— begin MATERIALS PROVIDED —

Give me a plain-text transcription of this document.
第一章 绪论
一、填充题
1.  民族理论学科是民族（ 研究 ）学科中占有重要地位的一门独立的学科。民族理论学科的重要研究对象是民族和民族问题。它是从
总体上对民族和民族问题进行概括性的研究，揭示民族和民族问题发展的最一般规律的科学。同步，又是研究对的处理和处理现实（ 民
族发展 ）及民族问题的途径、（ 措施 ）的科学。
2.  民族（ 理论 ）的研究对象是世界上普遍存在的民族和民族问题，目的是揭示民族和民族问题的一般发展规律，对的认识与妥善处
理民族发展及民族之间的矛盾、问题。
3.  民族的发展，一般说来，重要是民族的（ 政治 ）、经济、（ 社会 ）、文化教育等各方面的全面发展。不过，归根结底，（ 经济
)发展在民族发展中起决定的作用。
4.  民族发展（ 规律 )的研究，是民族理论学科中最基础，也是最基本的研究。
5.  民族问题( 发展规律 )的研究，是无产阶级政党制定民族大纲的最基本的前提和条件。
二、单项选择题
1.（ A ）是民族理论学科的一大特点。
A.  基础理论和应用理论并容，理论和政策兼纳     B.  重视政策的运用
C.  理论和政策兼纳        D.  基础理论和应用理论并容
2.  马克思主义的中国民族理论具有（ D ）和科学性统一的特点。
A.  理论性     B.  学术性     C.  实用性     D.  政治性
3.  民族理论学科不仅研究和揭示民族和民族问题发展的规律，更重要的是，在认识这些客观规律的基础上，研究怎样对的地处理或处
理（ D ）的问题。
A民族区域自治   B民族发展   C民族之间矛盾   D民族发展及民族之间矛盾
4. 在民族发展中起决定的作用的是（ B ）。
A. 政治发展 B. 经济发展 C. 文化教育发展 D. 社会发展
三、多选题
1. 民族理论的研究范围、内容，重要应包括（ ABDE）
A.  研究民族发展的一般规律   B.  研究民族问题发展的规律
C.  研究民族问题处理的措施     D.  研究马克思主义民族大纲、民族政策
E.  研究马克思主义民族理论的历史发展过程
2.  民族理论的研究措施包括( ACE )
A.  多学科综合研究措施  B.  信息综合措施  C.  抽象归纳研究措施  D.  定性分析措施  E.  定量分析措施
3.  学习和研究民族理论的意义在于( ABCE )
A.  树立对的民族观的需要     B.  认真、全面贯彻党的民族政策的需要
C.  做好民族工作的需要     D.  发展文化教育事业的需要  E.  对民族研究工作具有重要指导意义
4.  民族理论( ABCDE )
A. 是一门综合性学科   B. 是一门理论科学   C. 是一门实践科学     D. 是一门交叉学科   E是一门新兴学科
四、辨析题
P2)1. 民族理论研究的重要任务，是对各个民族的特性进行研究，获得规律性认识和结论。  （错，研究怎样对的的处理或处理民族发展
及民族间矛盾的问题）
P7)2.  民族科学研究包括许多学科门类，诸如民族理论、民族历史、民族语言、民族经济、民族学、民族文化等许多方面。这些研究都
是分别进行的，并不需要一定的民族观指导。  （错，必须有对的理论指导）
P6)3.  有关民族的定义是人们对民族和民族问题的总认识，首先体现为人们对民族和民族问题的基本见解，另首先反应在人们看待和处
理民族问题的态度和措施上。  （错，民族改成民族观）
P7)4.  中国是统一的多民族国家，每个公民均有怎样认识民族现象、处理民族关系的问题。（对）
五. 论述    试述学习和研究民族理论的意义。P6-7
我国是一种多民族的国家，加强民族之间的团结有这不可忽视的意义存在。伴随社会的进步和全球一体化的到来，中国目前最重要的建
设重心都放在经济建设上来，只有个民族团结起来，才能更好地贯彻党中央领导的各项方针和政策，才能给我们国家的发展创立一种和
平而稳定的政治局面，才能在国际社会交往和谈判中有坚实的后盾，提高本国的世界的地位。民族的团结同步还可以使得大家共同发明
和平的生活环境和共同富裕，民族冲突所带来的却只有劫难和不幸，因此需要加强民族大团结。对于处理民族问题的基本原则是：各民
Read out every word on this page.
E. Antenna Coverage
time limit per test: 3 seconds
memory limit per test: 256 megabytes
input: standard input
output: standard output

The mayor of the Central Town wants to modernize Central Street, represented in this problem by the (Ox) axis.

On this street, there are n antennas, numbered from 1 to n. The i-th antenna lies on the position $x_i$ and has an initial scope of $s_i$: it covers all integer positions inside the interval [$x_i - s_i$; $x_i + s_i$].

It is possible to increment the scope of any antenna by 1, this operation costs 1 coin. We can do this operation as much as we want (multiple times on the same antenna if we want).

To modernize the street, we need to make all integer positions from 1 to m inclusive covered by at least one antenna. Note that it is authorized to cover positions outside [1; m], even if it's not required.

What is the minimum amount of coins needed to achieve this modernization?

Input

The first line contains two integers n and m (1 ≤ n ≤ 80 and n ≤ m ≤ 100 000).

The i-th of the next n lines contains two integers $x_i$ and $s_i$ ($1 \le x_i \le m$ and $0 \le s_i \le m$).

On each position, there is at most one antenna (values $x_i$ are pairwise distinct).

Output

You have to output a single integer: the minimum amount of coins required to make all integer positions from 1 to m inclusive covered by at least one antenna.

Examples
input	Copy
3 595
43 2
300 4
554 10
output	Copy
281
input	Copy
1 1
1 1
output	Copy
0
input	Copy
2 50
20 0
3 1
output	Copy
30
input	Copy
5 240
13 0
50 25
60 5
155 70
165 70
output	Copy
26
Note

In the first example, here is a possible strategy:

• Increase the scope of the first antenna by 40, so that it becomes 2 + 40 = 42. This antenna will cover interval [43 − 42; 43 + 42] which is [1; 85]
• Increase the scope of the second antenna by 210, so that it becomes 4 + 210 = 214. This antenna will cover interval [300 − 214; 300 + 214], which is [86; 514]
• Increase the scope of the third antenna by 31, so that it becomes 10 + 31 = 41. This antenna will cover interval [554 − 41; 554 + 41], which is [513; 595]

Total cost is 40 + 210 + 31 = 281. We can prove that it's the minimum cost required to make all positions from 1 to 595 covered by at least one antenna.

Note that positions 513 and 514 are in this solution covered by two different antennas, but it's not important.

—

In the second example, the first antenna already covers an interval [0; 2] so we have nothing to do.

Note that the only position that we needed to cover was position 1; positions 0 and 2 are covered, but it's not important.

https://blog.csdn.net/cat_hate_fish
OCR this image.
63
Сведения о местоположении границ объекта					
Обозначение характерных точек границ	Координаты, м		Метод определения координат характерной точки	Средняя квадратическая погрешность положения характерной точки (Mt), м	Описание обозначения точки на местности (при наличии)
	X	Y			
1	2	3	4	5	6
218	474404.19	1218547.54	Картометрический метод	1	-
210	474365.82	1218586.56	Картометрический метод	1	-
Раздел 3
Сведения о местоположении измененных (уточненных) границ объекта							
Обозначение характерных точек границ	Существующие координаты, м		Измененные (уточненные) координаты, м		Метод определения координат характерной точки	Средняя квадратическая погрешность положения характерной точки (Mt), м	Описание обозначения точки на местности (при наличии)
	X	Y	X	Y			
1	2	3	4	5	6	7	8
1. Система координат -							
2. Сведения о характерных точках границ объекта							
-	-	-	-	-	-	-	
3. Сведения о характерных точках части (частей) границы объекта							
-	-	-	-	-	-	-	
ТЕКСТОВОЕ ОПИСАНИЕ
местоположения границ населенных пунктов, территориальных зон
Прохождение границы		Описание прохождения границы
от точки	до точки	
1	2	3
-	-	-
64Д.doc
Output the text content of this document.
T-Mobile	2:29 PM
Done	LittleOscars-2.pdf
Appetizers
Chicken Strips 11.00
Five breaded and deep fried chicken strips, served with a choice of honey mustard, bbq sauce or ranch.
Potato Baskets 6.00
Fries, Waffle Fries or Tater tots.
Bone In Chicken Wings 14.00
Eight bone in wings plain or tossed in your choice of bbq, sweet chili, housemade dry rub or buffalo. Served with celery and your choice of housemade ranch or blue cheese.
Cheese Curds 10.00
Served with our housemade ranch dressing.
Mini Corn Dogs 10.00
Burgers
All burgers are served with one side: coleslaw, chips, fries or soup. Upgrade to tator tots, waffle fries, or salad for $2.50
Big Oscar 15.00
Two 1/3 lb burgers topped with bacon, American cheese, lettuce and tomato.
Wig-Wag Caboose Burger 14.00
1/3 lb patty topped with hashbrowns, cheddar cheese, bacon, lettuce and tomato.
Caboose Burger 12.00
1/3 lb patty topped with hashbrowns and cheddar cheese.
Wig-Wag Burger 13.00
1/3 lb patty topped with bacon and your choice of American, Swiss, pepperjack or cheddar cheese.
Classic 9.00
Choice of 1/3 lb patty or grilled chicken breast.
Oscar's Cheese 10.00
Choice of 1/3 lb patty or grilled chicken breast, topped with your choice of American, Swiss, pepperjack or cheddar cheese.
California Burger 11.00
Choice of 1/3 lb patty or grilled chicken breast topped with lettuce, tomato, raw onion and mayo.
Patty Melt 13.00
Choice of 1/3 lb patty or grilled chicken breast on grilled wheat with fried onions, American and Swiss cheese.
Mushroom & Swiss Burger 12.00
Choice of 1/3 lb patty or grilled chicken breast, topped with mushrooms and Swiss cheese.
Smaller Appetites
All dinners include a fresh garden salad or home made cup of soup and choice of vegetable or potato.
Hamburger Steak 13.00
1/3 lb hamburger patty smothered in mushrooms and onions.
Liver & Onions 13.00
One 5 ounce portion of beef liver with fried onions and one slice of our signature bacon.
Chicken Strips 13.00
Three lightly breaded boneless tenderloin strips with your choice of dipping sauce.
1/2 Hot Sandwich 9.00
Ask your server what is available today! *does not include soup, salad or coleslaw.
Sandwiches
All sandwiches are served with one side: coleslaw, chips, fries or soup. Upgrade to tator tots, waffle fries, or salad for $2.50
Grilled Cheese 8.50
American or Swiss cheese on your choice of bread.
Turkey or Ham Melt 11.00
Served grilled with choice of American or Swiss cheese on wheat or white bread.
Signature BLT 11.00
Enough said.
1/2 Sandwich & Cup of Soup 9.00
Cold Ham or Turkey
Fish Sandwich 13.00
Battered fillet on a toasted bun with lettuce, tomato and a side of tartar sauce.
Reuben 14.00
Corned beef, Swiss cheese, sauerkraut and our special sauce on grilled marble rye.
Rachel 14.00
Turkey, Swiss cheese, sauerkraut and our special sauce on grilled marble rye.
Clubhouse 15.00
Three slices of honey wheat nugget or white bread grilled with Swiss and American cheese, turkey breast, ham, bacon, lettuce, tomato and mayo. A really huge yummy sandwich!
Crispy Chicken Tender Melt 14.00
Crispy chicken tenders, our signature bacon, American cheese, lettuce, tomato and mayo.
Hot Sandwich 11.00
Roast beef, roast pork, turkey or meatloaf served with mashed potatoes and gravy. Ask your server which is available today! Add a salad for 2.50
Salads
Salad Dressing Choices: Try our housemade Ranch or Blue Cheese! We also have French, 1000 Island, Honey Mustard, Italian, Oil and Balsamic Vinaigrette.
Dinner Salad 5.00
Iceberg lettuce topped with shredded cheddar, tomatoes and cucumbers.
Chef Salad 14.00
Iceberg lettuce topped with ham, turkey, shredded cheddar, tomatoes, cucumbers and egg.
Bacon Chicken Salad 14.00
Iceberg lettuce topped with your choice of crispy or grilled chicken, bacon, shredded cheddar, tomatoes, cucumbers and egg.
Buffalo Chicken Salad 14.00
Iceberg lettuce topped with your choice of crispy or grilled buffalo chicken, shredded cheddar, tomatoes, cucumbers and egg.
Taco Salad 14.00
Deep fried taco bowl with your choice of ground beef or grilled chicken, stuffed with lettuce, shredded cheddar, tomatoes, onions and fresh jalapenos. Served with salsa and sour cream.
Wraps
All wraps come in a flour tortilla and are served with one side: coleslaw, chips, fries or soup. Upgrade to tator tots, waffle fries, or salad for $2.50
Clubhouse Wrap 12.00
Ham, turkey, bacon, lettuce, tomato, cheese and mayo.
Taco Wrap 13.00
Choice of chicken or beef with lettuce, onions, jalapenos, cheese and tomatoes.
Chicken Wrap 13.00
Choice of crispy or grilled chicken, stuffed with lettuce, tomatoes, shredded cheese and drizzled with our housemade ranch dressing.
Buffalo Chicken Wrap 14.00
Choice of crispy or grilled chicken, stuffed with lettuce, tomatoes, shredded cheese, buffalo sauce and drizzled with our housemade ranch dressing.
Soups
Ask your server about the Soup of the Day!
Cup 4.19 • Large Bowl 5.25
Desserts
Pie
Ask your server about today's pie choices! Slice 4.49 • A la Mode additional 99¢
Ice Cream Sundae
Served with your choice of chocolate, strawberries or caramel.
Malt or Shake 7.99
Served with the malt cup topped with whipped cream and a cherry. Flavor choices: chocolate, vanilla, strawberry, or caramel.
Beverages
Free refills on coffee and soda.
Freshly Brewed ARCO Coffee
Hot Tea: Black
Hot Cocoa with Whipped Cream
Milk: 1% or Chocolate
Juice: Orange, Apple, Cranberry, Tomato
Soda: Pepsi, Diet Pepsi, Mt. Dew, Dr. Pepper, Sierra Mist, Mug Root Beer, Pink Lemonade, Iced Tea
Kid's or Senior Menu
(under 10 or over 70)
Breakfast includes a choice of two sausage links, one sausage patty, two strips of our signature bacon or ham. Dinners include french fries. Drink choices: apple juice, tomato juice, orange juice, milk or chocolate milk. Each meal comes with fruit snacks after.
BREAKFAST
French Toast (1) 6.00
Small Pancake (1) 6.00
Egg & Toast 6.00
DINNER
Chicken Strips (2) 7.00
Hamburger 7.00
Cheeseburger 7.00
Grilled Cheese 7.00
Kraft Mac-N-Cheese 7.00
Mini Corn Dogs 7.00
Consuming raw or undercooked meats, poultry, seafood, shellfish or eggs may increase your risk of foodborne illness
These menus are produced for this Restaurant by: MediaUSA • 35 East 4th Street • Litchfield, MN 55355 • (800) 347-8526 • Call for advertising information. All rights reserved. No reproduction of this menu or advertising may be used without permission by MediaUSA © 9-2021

— end MATERIALS PROVIDED —

TASK DETAILS: Locate all lines holding the word "基础理论和应用理论并容", then copy them out.

PROBLEM SOLUTION:
A.  基础理论和应用理论并容，理论和政策兼纳     B.  重视政策的运用
C.  理论和政策兼纳        D.  基础理论和应用理论并容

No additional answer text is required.